THE PROBLEM >> Each line of the material below that holds the word "Choose" needs to be copied.

+===+

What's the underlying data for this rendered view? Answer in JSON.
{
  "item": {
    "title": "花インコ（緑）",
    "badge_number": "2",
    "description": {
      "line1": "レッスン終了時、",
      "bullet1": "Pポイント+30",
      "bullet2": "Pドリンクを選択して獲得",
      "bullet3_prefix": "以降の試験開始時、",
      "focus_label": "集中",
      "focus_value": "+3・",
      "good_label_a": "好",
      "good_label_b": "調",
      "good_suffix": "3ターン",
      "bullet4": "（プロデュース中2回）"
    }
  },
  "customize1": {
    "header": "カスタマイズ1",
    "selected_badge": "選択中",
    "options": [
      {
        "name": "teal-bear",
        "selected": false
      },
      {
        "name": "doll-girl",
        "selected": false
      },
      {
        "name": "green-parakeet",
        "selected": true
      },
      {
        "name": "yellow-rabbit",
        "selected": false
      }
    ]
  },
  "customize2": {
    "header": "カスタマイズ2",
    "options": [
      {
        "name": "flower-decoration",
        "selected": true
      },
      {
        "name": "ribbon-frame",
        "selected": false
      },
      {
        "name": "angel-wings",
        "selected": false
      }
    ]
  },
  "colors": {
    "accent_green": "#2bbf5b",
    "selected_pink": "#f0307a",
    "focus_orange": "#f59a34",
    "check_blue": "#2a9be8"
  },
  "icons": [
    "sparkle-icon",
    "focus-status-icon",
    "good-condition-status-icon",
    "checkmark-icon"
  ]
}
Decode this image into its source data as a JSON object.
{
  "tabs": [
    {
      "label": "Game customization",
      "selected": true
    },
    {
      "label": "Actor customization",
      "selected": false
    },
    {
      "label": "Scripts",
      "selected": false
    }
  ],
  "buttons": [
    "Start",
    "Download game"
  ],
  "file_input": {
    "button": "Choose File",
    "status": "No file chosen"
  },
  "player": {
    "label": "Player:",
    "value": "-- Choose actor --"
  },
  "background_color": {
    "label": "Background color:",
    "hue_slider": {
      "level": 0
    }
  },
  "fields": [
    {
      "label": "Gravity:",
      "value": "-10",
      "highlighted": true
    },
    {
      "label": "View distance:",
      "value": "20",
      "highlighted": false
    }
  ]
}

+===+

SOLVED EXERCISE >>
    "button": "Choose File",
    "value": "-- Choose actor --"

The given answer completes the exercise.